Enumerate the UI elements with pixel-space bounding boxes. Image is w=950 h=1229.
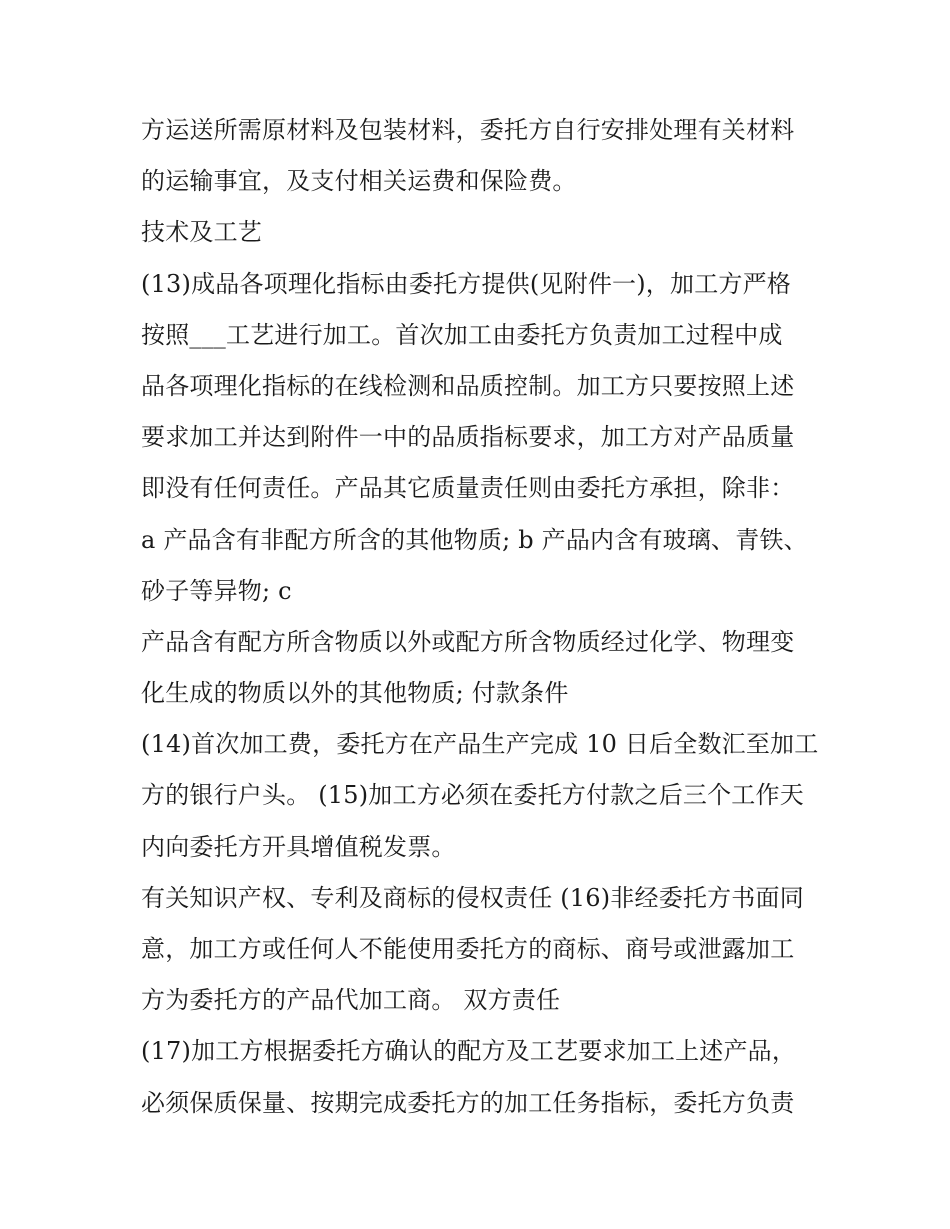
text-line: 产品含有配方所含物质以外或配方所含物质经过化学、物理变 [141, 627, 795, 656]
text-line: 按照___工艺进行加工。首次加工由委托方负责加工过程中成 [141, 320, 783, 349]
text-line: 有关知识产权、专利及商标的侵权责任 (16)非经委托方书面同 [141, 883, 804, 912]
text-line: 方为委托方的产品代加工商。 双方责任 [141, 986, 561, 1015]
text-line: (13)成品各项理化指标由委托方提供(见附件一)，加工方严格 [141, 269, 791, 298]
text-line: 必须保质保量、按期完成委托方的加工任务指标，委托方负责 [141, 1088, 795, 1117]
document-body [141, 105, 821, 1129]
text-line: 品各项理化指标的在线检测和品质控制。加工方只要按照上述 [141, 371, 795, 400]
text-line: 的运输事宜，及支付相关运费和保险费。 [141, 167, 577, 196]
text-line: 意，加工方或任何人不能使用委托方的商标、商号或泄露加工 [141, 935, 795, 963]
text-line: 砂子等异物; c [141, 576, 292, 605]
text-line: 即没有任何责任。产品其它质量责任则由委托方承担，除非： [141, 474, 795, 503]
text-line: (17)加工方根据委托方确认的配方及工艺要求加工上述产品， [141, 1037, 797, 1066]
text-line: 要求加工并达到附件一中的品质指标要求，加工方对产品质量 [141, 423, 795, 452]
text-line: 方的银行户头。 (15)加工方必须在委托方付款之后三个工作天 [141, 781, 804, 810]
text-line: 化生成的物质以外的其他物质; 付款条件 [141, 679, 569, 708]
section-heading: 技术及工艺 [141, 218, 262, 247]
text-line: 内向委托方开具增值税发票。 [141, 832, 456, 861]
text-line: a 产品含有非配方所含的其他物质; b 产品内含有玻璃、青铁、 [141, 525, 808, 554]
text-line: (14)首次加工费，委托方在产品生产完成 10 日后全数汇至加工 [141, 730, 819, 759]
text-line: 方运送所需原材料及包装材料，委托方自行安排处理有关材料 [141, 116, 795, 144]
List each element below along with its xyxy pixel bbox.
• • • • •
▶ [Problem details] Reproduce every line of the material above verbatim, omitting the picture.

▶ [Response to this exercise]
Enumerate the UI elements with pixel-space bounding boxes. Image is w=950 h=1229.
text-line: 产品含有配方所含物质以外或配方所含物质经过化学、物理变 [141, 627, 795, 656]
text-line: 按照___工艺进行加工。首次加工由委托方负责加工过程中成 [141, 320, 783, 349]
text-line: 有关知识产权、专利及商标的侵权责任 (16)非经委托方书面同 [141, 883, 804, 912]
text-line: 方为委托方的产品代加工商。 双方责任 [141, 986, 561, 1015]
text-line: (13)成品各项理化指标由委托方提供(见附件一)，加工方严格 [141, 269, 791, 298]
text-line: 必须保质保量、按期完成委托方的加工任务指标，委托方负责 [141, 1088, 795, 1117]
document-body [141, 105, 821, 1129]
text-line: 品各项理化指标的在线检测和品质控制。加工方只要按照上述 [141, 371, 795, 400]
text-line: 的运输事宜，及支付相关运费和保险费。 [141, 167, 577, 196]
text-line: 意，加工方或任何人不能使用委托方的商标、商号或泄露加工 [141, 935, 795, 963]
text-line: 砂子等异物; c [141, 576, 292, 605]
text-line: 即没有任何责任。产品其它质量责任则由委托方承担，除非： [141, 474, 795, 503]
text-line: (17)加工方根据委托方确认的配方及工艺要求加工上述产品， [141, 1037, 797, 1066]
text-line: 要求加工并达到附件一中的品质指标要求，加工方对产品质量 [141, 423, 795, 452]
text-line: 方的银行户头。 (15)加工方必须在委托方付款之后三个工作天 [141, 781, 804, 810]
text-line: 化生成的物质以外的其他物质; 付款条件 [141, 679, 569, 708]
section-heading: 技术及工艺 [141, 218, 262, 247]
text-line: 内向委托方开具增值税发票。 [141, 832, 456, 861]
text-line: a 产品含有非配方所含的其他物质; b 产品内含有玻璃、青铁、 [141, 525, 808, 554]
text-line: (14)首次加工费，委托方在产品生产完成 10 日后全数汇至加工 [141, 730, 819, 759]
text-line: 方运送所需原材料及包装材料，委托方自行安排处理有关材料 [141, 116, 795, 144]
List each element below along with its xyxy pixel bbox.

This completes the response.